[BEGIN Records shown]

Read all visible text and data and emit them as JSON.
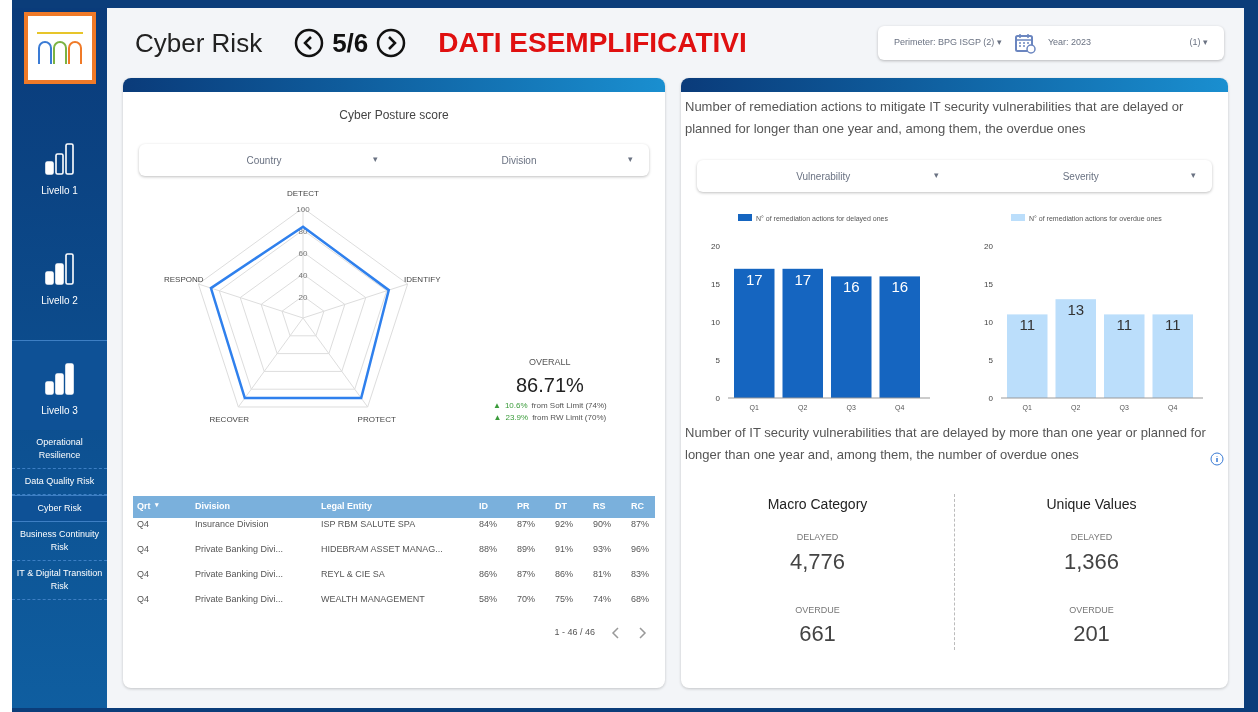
{
  "sidebar": {
    "levels": [
      {
        "label": "Livello 1",
        "selected": false
      },
      {
        "label": "Livello 2",
        "selected": false
      },
      {
        "label": "Livello 3",
        "selected": true
      }
    ],
    "items": [
      {
        "label": "Operational Resilience",
        "selected": false
      },
      {
        "label": "Data Quality Risk",
        "selected": false
      },
      {
        "label": "Cyber Risk",
        "selected": true
      },
      {
        "label": "Business Continuity Risk",
        "selected": false
      },
      {
        "label": "IT & Digital Transition Risk",
        "selected": false
      }
    ]
  },
  "header": {
    "title": "Cyber Risk",
    "page": "5/6",
    "banner": "DATI ESEMPLIFICATIVI",
    "filters": {
      "perimeter": "Perimeter: BPG ISGP (2)",
      "perimeter_caret": "▾",
      "year": "Year: 2023",
      "year_count": "(1)",
      "year_caret": "▾"
    }
  },
  "posture": {
    "title": "Cyber Posture score",
    "dropdowns": [
      {
        "label": "Country",
        "caret": "▾"
      },
      {
        "label": "Division",
        "caret": "▾"
      }
    ],
    "radar": {
      "ticks": [
        "100",
        "80",
        "60",
        "40",
        "20"
      ],
      "axes": [
        "DETECT",
        "IDENTIFY",
        "PROTECT",
        "RECOVER",
        "RESPOND"
      ]
    },
    "overall": {
      "label": "OVERALL",
      "value": "86.71%",
      "deltas": [
        {
          "arrow": "▲",
          "value": "10.6%",
          "text": "from Soft Limit (74%)"
        },
        {
          "arrow": "▲",
          "value": "23.9%",
          "text": "from RW Limit (70%)"
        }
      ]
    },
    "table": {
      "columns": [
        "Qrt",
        "Division",
        "Legal Entity",
        "ID",
        "PR",
        "DT",
        "RS",
        "RC"
      ],
      "sort_mark": "▾",
      "rows": [
        [
          "Q4",
          "Insurance Division",
          "ISP RBM SALUTE SPA",
          "84%",
          "87%",
          "92%",
          "90%",
          "87%"
        ],
        [
          "Q4",
          "Private Banking Divi...",
          "HIDEBRAM ASSET MANAG...",
          "88%",
          "89%",
          "91%",
          "93%",
          "96%"
        ],
        [
          "Q4",
          "Private Banking Divi...",
          "REYL & CIE SA",
          "86%",
          "87%",
          "86%",
          "81%",
          "83%"
        ],
        [
          "Q4",
          "Private Banking Divi...",
          "WEALTH MANAGEMENT",
          "58%",
          "70%",
          "75%",
          "74%",
          "68%"
        ]
      ],
      "pagination": "1 - 46 / 46"
    }
  },
  "remediation": {
    "title": "Number of remediation actions to mitigate IT security vulnerabilities that are delayed or planned for longer than one year and, among them, the overdue ones",
    "dropdowns": [
      {
        "label": "Vulnerability",
        "caret": "▾"
      },
      {
        "label": "Severity",
        "caret": "▾"
      }
    ],
    "charts": [
      {
        "chart_data": {
          "type": "bar",
          "categories": [
            "Q1",
            "Q2",
            "Q3",
            "Q4"
          ],
          "series": [
            {
              "name": "N° of remediation actions for delayed ones",
              "color": "#1565c0",
              "values": [
                17,
                17,
                16,
                16
              ]
            }
          ],
          "ylim": [
            0,
            20
          ],
          "yticks": [
            0,
            5,
            10,
            15,
            20
          ],
          "data_labels": true
        }
      },
      {
        "chart_data": {
          "type": "bar",
          "categories": [
            "Q1",
            "Q2",
            "Q3",
            "Q4"
          ],
          "series": [
            {
              "name": "N° of remediation actions for overdue ones",
              "color": "#bbdefb",
              "values": [
                11,
                13,
                11,
                11
              ]
            }
          ],
          "ylim": [
            0,
            20
          ],
          "yticks": [
            0,
            5,
            10,
            15,
            20
          ],
          "data_labels": true
        }
      }
    ],
    "subtitle": "Number of IT security vulnerabilities that are delayed by more than one year or planned for longer than one year and, among them, the number of overdue ones",
    "kpis": [
      {
        "title": "Macro Category",
        "delayed_label": "DELAYED",
        "delayed": "4,776",
        "overdue_label": "OVERDUE",
        "overdue": "661"
      },
      {
        "title": "Unique Values",
        "delayed_label": "DELAYED",
        "delayed": "1,366",
        "overdue_label": "OVERDUE",
        "overdue": "201"
      }
    ]
  }
}
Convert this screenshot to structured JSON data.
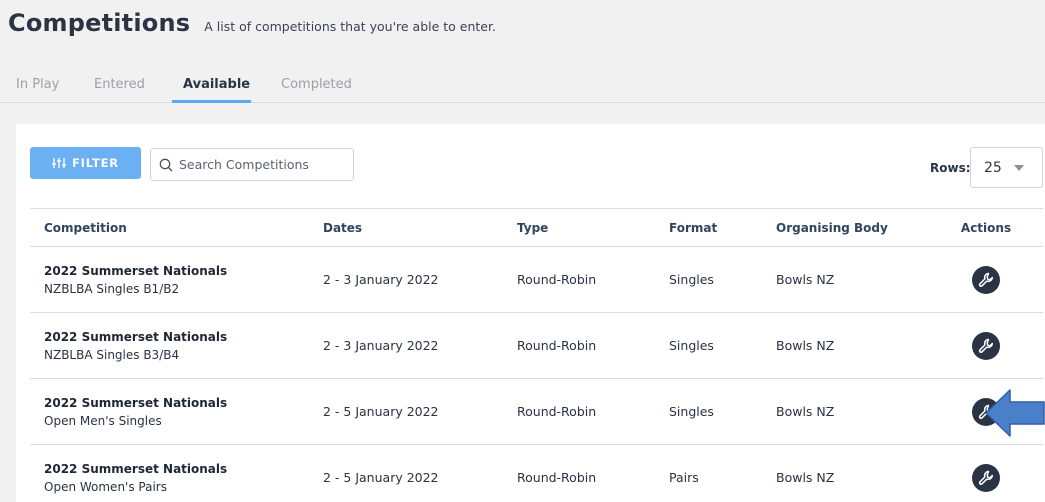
{
  "header": {
    "title": "Competitions",
    "subtitle": "A list of competitions that you're able to enter."
  },
  "tabs": [
    {
      "label": "In Play",
      "active": false
    },
    {
      "label": "Entered",
      "active": false
    },
    {
      "label": "Available",
      "active": true
    },
    {
      "label": "Completed",
      "active": false
    }
  ],
  "toolbar": {
    "filter_label": "FILTER",
    "search_placeholder": "Search Competitions",
    "rows_label": "Rows:",
    "rows_value": "25"
  },
  "table": {
    "columns": [
      "Competition",
      "Dates",
      "Type",
      "Format",
      "Organising Body",
      "Actions"
    ],
    "rows": [
      {
        "name": "2022 Summerset Nationals",
        "event": "NZBLBA Singles B1/B2",
        "dates": "2 - 3 January 2022",
        "type": "Round-Robin",
        "format": "Singles",
        "body": "Bowls NZ"
      },
      {
        "name": "2022 Summerset Nationals",
        "event": "NZBLBA Singles B3/B4",
        "dates": "2 - 3 January 2022",
        "type": "Round-Robin",
        "format": "Singles",
        "body": "Bowls NZ"
      },
      {
        "name": "2022 Summerset Nationals",
        "event": "Open Men's Singles",
        "dates": "2 - 5 January 2022",
        "type": "Round-Robin",
        "format": "Singles",
        "body": "Bowls NZ"
      },
      {
        "name": "2022 Summerset Nationals",
        "event": "Open Women's Pairs",
        "dates": "2 - 5 January 2022",
        "type": "Round-Robin",
        "format": "Pairs",
        "body": "Bowls NZ"
      }
    ]
  },
  "colors": {
    "accent": "#5aa9ef",
    "filter_button": "#6ab0f2",
    "action_button": "#2b3444",
    "annotation_arrow": "#4a7fc9"
  },
  "icons": {
    "filter": "sliders-icon",
    "search": "search-icon",
    "rows_dropdown": "caret-down-icon",
    "action": "wrench-icon",
    "annotation": "arrow-left-icon"
  }
}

[END Records shown]

■ Exercise instructions
Search the material above for "Pairs". Pull out each line where it shows up.

■ Complete response
        "event": "Open Women's Pairs",
        "format": "Pairs",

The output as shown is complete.